* **CHALLENGE**
Determine the number of lines in these entries that hold the word "слову". Give the number and nothing more.

* **EXTRACTED RECORDS**
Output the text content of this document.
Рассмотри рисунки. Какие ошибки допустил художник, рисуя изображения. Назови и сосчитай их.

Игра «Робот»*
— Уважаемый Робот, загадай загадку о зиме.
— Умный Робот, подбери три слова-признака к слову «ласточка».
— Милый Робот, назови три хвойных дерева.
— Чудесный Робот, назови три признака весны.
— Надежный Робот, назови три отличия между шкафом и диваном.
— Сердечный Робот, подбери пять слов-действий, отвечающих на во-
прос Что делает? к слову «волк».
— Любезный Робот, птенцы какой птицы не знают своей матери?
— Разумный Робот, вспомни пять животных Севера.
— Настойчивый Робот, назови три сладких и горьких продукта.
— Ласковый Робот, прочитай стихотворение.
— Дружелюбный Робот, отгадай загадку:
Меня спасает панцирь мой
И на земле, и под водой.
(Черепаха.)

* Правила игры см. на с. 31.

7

* **THE COMPLETED TASK**
2